** START **

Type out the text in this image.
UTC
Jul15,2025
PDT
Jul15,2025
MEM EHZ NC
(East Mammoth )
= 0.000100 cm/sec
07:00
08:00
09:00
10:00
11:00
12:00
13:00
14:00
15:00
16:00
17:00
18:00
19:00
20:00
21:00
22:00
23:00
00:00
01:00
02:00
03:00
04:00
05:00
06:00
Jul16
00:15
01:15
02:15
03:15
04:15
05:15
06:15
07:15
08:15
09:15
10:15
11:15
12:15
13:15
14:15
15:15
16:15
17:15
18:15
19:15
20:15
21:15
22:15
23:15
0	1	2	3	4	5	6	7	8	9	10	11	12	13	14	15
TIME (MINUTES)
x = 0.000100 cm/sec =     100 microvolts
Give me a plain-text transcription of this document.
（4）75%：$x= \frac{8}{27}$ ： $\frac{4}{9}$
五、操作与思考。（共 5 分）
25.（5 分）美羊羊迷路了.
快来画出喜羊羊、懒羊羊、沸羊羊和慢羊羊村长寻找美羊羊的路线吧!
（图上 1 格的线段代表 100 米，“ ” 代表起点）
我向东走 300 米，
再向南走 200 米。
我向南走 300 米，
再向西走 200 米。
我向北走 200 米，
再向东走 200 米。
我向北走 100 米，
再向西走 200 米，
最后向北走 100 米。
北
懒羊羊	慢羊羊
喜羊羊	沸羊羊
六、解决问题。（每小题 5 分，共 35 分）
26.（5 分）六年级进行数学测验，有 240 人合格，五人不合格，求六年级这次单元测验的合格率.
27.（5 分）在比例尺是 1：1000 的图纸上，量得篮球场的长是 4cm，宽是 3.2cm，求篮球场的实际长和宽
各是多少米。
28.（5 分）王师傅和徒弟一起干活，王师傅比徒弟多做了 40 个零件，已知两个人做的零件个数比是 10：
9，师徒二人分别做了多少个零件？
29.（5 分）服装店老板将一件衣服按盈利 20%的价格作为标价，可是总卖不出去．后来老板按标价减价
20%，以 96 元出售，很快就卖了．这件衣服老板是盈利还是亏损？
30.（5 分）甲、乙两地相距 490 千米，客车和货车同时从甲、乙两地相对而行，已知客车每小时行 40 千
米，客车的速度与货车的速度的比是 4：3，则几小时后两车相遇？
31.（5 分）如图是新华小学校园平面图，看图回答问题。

** END **

**WORK TO BE COMPLETED**
In the listing above, find the line containing "Give me a plain-text" and please quote exactly that line through the last one, and no other lines.

**RESULT**
Give me a plain-text transcription of this document.
（4）75%：$x= \frac{8}{27}$ ： $\frac{4}{9}$
五、操作与思考。（共 5 分）
25.（5 分）美羊羊迷路了.
快来画出喜羊羊、懒羊羊、沸羊羊和慢羊羊村长寻找美羊羊的路线吧!
（图上 1 格的线段代表 100 米，“ ” 代表起点）
我向东走 300 米，
再向南走 200 米。
我向南走 300 米，
再向西走 200 米。
我向北走 200 米，
再向东走 200 米。
我向北走 100 米，
再向西走 200 米，
最后向北走 100 米。
北
懒羊羊	慢羊羊
喜羊羊	沸羊羊
六、解决问题。（每小题 5 分，共 35 分）
26.（5 分）六年级进行数学测验，有 240 人合格，五人不合格，求六年级这次单元测验的合格率.
27.（5 分）在比例尺是 1：1000 的图纸上，量得篮球场的长是 4cm，宽是 3.2cm，求篮球场的实际长和宽
各是多少米。
28.（5 分）王师傅和徒弟一起干活，王师傅比徒弟多做了 40 个零件，已知两个人做的零件个数比是 10：
9，师徒二人分别做了多少个零件？
29.（5 分）服装店老板将一件衣服按盈利 20%的价格作为标价，可是总卖不出去．后来老板按标价减价
20%，以 96 元出售，很快就卖了．这件衣服老板是盈利还是亏损？
30.（5 分）甲、乙两地相距 490 千米，客车和货车同时从甲、乙两地相对而行，已知客车每小时行 40 千
米，客车的速度与货车的速度的比是 4：3，则几小时后两车相遇？
31.（5 分）如图是新华小学校园平面图，看图回答问题。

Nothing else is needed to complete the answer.